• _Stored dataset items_
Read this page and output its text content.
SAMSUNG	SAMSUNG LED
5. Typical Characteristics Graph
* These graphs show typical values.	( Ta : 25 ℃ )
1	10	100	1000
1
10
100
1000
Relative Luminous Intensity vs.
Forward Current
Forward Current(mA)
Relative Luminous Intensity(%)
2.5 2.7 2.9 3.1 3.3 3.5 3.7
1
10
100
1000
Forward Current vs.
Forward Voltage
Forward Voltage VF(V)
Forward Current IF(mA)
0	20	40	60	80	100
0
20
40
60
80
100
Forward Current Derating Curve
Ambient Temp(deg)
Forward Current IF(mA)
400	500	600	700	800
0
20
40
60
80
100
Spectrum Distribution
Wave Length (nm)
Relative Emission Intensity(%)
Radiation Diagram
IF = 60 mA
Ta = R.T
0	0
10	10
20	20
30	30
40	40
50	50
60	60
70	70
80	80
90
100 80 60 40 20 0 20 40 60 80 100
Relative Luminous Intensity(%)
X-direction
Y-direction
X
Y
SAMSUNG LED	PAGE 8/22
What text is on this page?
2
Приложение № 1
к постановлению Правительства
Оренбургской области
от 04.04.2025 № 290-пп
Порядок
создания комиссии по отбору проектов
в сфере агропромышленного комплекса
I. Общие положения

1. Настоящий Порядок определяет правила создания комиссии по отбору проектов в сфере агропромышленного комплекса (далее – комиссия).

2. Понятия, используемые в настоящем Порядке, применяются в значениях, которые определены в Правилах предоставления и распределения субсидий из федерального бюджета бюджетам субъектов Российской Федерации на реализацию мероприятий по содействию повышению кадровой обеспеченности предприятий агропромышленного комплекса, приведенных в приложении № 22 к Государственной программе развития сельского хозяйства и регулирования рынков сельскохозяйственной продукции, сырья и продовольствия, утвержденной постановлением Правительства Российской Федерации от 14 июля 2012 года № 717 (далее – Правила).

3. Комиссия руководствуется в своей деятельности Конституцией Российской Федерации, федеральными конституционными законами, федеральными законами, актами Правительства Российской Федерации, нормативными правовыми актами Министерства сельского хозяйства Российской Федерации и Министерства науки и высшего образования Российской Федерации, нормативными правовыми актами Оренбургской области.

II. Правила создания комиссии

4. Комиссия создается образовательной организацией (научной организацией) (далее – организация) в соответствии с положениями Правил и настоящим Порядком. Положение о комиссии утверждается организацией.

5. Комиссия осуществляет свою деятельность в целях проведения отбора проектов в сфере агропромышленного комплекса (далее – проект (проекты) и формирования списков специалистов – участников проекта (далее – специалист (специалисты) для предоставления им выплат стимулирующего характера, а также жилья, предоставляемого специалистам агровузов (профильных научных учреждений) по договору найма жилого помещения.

• _Instructions for the task_
Print the records above exactly as they appear.

• _Result for this exercise_
Read this page and output its text content.
SAMSUNG	SAMSUNG LED
5. Typical Characteristics Graph
* These graphs show typical values.	( Ta : 25 ℃ )
1	10	100	1000
1
10
100
1000
Relative Luminous Intensity vs.
Forward Current
Forward Current(mA)
Relative Luminous Intensity(%)
2.5 2.7 2.9 3.1 3.3 3.5 3.7
1
10
100
1000
Forward Current vs.
Forward Voltage
Forward Voltage VF(V)
Forward Current IF(mA)
0	20	40	60	80	100
0
20
40
60
80
100
Forward Current Derating Curve
Ambient Temp(deg)
Forward Current IF(mA)
400	500	600	700	800
0
20
40
60
80
100
Spectrum Distribution
Wave Length (nm)
Relative Emission Intensity(%)
Radiation Diagram
IF = 60 mA
Ta = R.T
0	0
10	10
20	20
30	30
40	40
50	50
60	60
70	70
80	80
90
100 80 60 40 20 0 20 40 60 80 100
Relative Luminous Intensity(%)
X-direction
Y-direction
X
Y
SAMSUNG LED	PAGE 8/22
What text is on this page?
2
Приложение № 1
к постановлению Правительства
Оренбургской области
от 04.04.2025 № 290-пп
Порядок
создания комиссии по отбору проектов
в сфере агропромышленного комплекса
I. Общие положения

1. Настоящий Порядок определяет правила создания комиссии по отбору проектов в сфере агропромышленного комплекса (далее – комиссия).

2. Понятия, используемые в настоящем Порядке, применяются в значениях, которые определены в Правилах предоставления и распределения субсидий из федерального бюджета бюджетам субъектов Российской Федерации на реализацию мероприятий по содействию повышению кадровой обеспеченности предприятий агропромышленного комплекса, приведенных в приложении № 22 к Государственной программе развития сельского хозяйства и регулирования рынков сельскохозяйственной продукции, сырья и продовольствия, утвержденной постановлением Правительства Российской Федерации от 14 июля 2012 года № 717 (далее – Правила).

3. Комиссия руководствуется в своей деятельности Конституцией Российской Федерации, федеральными конституционными законами, федеральными законами, актами Правительства Российской Федерации, нормативными правовыми актами Министерства сельского хозяйства Российской Федерации и Министерства науки и высшего образования Российской Федерации, нормативными правовыми актами Оренбургской области.

II. Правила создания комиссии

4. Комиссия создается образовательной организацией (научной организацией) (далее – организация) в соответствии с положениями Правил и настоящим Порядком. Положение о комиссии утверждается организацией.

5. Комиссия осуществляет свою деятельность в целях проведения отбора проектов в сфере агропромышленного комплекса (далее – проект (проекты) и формирования списков специалистов – участников проекта (далее – специалист (специалисты) для предоставления им выплат стимулирующего характера, а также жилья, предоставляемого специалистам агровузов (профильных научных учреждений) по договору найма жилого помещения.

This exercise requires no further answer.